(Extracted records)
________________________

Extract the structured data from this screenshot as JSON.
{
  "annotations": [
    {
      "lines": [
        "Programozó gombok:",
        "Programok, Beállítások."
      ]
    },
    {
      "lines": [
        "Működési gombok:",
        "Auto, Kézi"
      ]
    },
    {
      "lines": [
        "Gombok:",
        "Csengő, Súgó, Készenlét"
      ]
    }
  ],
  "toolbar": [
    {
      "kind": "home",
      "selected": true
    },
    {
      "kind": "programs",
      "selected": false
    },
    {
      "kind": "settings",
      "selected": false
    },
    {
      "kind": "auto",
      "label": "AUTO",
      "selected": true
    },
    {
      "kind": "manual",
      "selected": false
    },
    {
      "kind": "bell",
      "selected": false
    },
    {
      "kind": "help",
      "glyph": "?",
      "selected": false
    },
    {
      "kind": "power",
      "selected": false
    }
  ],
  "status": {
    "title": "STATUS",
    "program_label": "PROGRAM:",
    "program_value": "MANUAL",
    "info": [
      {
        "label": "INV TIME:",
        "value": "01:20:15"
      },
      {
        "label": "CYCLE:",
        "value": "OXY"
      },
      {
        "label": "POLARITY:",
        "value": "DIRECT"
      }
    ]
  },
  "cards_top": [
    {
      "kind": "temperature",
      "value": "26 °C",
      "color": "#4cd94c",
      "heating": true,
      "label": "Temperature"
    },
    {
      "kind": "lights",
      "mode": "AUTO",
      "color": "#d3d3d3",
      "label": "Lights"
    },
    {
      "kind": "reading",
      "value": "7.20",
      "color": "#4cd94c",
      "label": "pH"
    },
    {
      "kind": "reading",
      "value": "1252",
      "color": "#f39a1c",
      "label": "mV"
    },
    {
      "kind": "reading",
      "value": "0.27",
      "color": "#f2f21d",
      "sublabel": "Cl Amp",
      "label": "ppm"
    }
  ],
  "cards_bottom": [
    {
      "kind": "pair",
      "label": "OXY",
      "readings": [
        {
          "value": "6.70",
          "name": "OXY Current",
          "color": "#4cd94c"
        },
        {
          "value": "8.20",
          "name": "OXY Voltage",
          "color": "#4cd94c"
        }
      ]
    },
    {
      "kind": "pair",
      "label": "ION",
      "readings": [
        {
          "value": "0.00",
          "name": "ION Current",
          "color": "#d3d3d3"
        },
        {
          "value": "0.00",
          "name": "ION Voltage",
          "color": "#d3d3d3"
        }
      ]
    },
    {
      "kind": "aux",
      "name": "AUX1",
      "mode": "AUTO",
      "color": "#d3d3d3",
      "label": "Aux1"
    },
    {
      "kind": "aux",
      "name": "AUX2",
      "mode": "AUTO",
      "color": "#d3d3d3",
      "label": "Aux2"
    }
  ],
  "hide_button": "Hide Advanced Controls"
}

________________________

Problem
Write out the entries in full, exactly as given.

Complete output
Extract the structured data from this screenshot as JSON.
{
  "annotations": [
    {
      "lines": [
        "Programozó gombok:",
        "Programok, Beállítások."
      ]
    },
    {
      "lines": [
        "Működési gombok:",
        "Auto, Kézi"
      ]
    },
    {
      "lines": [
        "Gombok:",
        "Csengő, Súgó, Készenlét"
      ]
    }
  ],
  "toolbar": [
    {
      "kind": "home",
      "selected": true
    },
    {
      "kind": "programs",
      "selected": false
    },
    {
      "kind": "settings",
      "selected": false
    },
    {
      "kind": "auto",
      "label": "AUTO",
      "selected": true
    },
    {
      "kind": "manual",
      "selected": false
    },
    {
      "kind": "bell",
      "selected": false
    },
    {
      "kind": "help",
      "glyph": "?",
      "selected": false
    },
    {
      "kind": "power",
      "selected": false
    }
  ],
  "status": {
    "title": "STATUS",
    "program_label": "PROGRAM:",
    "program_value": "MANUAL",
    "info": [
      {
        "label": "INV TIME:",
        "value": "01:20:15"
      },
      {
        "label": "CYCLE:",
        "value": "OXY"
      },
      {
        "label": "POLARITY:",
        "value": "DIRECT"
      }
    ]
  },
  "cards_top": [
    {
      "kind": "temperature",
      "value": "26 °C",
      "color": "#4cd94c",
      "heating": true,
      "label": "Temperature"
    },
    {
      "kind": "lights",
      "mode": "AUTO",
      "color": "#d3d3d3",
      "label": "Lights"
    },
    {
      "kind": "reading",
      "value": "7.20",
      "color": "#4cd94c",
      "label": "pH"
    },
    {
      "kind": "reading",
      "value": "1252",
      "color": "#f39a1c",
      "label": "mV"
    },
    {
      "kind": "reading",
      "value": "0.27",
      "color": "#f2f21d",
      "sublabel": "Cl Amp",
      "label": "ppm"
    }
  ],
  "cards_bottom": [
    {
      "kind": "pair",
      "label": "OXY",
      "readings": [
        {
          "value": "6.70",
          "name": "OXY Current",
          "color": "#4cd94c"
        },
        {
          "value": "8.20",
          "name": "OXY Voltage",
          "color": "#4cd94c"
        }
      ]
    },
    {
      "kind": "pair",
      "label": "ION",
      "readings": [
        {
          "value": "0.00",
          "name": "ION Current",
          "color": "#d3d3d3"
        },
        {
          "value": "0.00",
          "name": "ION Voltage",
          "color": "#d3d3d3"
        }
      ]
    },
    {
      "kind": "aux",
      "name": "AUX1",
      "mode": "AUTO",
      "color": "#d3d3d3",
      "label": "Aux1"
    },
    {
      "kind": "aux",
      "name": "AUX2",
      "mode": "AUTO",
      "color": "#d3d3d3",
      "label": "Aux2"
    }
  ],
  "hide_button": "Hide Advanced Controls"
}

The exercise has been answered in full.